— start —

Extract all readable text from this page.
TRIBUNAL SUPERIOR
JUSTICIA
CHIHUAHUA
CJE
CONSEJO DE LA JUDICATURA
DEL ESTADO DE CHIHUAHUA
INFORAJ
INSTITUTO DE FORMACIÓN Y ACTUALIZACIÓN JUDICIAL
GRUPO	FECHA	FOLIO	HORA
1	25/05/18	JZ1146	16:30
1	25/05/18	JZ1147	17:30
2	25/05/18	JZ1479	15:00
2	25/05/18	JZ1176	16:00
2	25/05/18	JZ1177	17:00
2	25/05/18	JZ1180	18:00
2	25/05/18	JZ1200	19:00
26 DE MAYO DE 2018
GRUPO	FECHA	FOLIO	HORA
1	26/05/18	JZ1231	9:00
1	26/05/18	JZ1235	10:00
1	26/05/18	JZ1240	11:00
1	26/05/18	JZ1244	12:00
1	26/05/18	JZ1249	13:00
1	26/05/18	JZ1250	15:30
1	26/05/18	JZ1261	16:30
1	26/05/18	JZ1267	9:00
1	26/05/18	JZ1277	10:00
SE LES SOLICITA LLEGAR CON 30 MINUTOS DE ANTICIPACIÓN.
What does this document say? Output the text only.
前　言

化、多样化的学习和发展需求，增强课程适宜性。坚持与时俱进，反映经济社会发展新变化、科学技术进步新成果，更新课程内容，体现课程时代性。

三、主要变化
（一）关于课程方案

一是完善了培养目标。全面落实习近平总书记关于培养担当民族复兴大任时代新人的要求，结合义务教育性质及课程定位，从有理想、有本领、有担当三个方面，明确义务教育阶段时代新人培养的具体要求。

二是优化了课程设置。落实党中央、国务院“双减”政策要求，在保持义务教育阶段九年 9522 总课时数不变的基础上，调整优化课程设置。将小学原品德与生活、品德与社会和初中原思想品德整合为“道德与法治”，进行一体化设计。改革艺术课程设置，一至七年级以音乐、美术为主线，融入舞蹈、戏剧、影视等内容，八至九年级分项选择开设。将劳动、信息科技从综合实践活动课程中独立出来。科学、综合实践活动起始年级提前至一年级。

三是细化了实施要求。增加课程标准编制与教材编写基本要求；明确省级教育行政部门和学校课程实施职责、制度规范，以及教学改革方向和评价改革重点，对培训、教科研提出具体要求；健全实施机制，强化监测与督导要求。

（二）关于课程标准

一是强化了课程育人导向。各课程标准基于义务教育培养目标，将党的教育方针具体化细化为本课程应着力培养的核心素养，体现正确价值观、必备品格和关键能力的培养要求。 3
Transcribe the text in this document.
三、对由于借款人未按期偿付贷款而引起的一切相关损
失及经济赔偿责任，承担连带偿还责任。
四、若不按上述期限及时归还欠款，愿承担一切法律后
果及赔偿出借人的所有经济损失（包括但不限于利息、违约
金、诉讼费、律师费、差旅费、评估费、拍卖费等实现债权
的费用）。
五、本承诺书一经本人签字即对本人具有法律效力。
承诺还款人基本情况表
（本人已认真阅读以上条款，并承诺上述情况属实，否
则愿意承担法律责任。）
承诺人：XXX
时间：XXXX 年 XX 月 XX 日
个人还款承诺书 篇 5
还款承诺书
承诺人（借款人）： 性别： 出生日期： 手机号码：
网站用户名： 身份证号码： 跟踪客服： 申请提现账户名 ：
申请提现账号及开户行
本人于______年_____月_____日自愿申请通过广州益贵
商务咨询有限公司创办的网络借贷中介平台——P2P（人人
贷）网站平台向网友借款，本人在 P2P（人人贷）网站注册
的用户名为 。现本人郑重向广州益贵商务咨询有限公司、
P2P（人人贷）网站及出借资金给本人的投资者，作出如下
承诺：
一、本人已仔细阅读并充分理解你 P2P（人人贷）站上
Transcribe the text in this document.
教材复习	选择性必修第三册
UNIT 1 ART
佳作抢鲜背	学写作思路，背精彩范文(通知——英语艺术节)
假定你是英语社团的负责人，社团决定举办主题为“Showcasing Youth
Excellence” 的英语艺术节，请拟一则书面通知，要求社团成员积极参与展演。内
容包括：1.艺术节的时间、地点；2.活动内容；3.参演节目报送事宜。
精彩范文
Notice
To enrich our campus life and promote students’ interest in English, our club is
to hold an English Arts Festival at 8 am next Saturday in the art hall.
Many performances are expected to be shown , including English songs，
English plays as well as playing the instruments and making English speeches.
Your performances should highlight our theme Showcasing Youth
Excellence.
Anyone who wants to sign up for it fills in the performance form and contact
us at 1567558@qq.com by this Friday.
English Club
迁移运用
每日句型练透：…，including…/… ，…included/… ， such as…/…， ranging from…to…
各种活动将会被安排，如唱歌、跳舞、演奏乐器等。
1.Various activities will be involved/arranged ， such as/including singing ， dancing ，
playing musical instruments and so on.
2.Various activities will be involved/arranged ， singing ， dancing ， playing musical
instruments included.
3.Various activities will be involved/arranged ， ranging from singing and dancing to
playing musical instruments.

— end —

Reproduce all of the entries word for word.

_WRITTEN SOLUTION_.
Extract all readable text from this page.
TRIBUNAL SUPERIOR
JUSTICIA
CHIHUAHUA
CJE
CONSEJO DE LA JUDICATURA
DEL ESTADO DE CHIHUAHUA
INFORAJ
INSTITUTO DE FORMACIÓN Y ACTUALIZACIÓN JUDICIAL
GRUPO	FECHA	FOLIO	HORA
1	25/05/18	JZ1146	16:30
1	25/05/18	JZ1147	17:30
2	25/05/18	JZ1479	15:00
2	25/05/18	JZ1176	16:00
2	25/05/18	JZ1177	17:00
2	25/05/18	JZ1180	18:00
2	25/05/18	JZ1200	19:00
26 DE MAYO DE 2018
GRUPO	FECHA	FOLIO	HORA
1	26/05/18	JZ1231	9:00
1	26/05/18	JZ1235	10:00
1	26/05/18	JZ1240	11:00
1	26/05/18	JZ1244	12:00
1	26/05/18	JZ1249	13:00
1	26/05/18	JZ1250	15:30
1	26/05/18	JZ1261	16:30
1	26/05/18	JZ1267	9:00
1	26/05/18	JZ1277	10:00
SE LES SOLICITA LLEGAR CON 30 MINUTOS DE ANTICIPACIÓN.
What does this document say? Output the text only.
前　言

化、多样化的学习和发展需求，增强课程适宜性。坚持与时俱进，反映经济社会发展新变化、科学技术进步新成果，更新课程内容，体现课程时代性。

三、主要变化
（一）关于课程方案

一是完善了培养目标。全面落实习近平总书记关于培养担当民族复兴大任时代新人的要求，结合义务教育性质及课程定位，从有理想、有本领、有担当三个方面，明确义务教育阶段时代新人培养的具体要求。

二是优化了课程设置。落实党中央、国务院“双减”政策要求，在保持义务教育阶段九年 9522 总课时数不变的基础上，调整优化课程设置。将小学原品德与生活、品德与社会和初中原思想品德整合为“道德与法治”，进行一体化设计。改革艺术课程设置，一至七年级以音乐、美术为主线，融入舞蹈、戏剧、影视等内容，八至九年级分项选择开设。将劳动、信息科技从综合实践活动课程中独立出来。科学、综合实践活动起始年级提前至一年级。

三是细化了实施要求。增加课程标准编制与教材编写基本要求；明确省级教育行政部门和学校课程实施职责、制度规范，以及教学改革方向和评价改革重点，对培训、教科研提出具体要求；健全实施机制，强化监测与督导要求。

（二）关于课程标准

一是强化了课程育人导向。各课程标准基于义务教育培养目标，将党的教育方针具体化细化为本课程应着力培养的核心素养，体现正确价值观、必备品格和关键能力的培养要求。 3
Transcribe the text in this document.
三、对由于借款人未按期偿付贷款而引起的一切相关损
失及经济赔偿责任，承担连带偿还责任。
四、若不按上述期限及时归还欠款，愿承担一切法律后
果及赔偿出借人的所有经济损失（包括但不限于利息、违约
金、诉讼费、律师费、差旅费、评估费、拍卖费等实现债权
的费用）。
五、本承诺书一经本人签字即对本人具有法律效力。
承诺还款人基本情况表
（本人已认真阅读以上条款，并承诺上述情况属实，否
则愿意承担法律责任。）
承诺人：XXX
时间：XXXX 年 XX 月 XX 日
个人还款承诺书 篇 5
还款承诺书
承诺人（借款人）： 性别： 出生日期： 手机号码：
网站用户名： 身份证号码： 跟踪客服： 申请提现账户名 ：
申请提现账号及开户行
本人于______年_____月_____日自愿申请通过广州益贵
商务咨询有限公司创办的网络借贷中介平台——P2P（人人
贷）网站平台向网友借款，本人在 P2P（人人贷）网站注册
的用户名为 。现本人郑重向广州益贵商务咨询有限公司、
P2P（人人贷）网站及出借资金给本人的投资者，作出如下
承诺：
一、本人已仔细阅读并充分理解你 P2P（人人贷）站上
Transcribe the text in this document.
教材复习	选择性必修第三册
UNIT 1 ART
佳作抢鲜背	学写作思路，背精彩范文(通知——英语艺术节)
假定你是英语社团的负责人，社团决定举办主题为“Showcasing Youth
Excellence” 的英语艺术节，请拟一则书面通知，要求社团成员积极参与展演。内
容包括：1.艺术节的时间、地点；2.活动内容；3.参演节目报送事宜。
精彩范文
Notice
To enrich our campus life and promote students’ interest in English, our club is
to hold an English Arts Festival at 8 am next Saturday in the art hall.
Many performances are expected to be shown , including English songs，
English plays as well as playing the instruments and making English speeches.
Your performances should highlight our theme Showcasing Youth
Excellence.
Anyone who wants to sign up for it fills in the performance form and contact
us at 1567558@qq.com by this Friday.
English Club
迁移运用
每日句型练透：…，including…/… ，…included/… ， such as…/…， ranging from…to…
各种活动将会被安排，如唱歌、跳舞、演奏乐器等。
1.Various activities will be involved/arranged ， such as/including singing ， dancing ，
playing musical instruments and so on.
2.Various activities will be involved/arranged ， singing ， dancing ， playing musical
instruments included.
3.Various activities will be involved/arranged ， ranging from singing and dancing to
playing musical instruments.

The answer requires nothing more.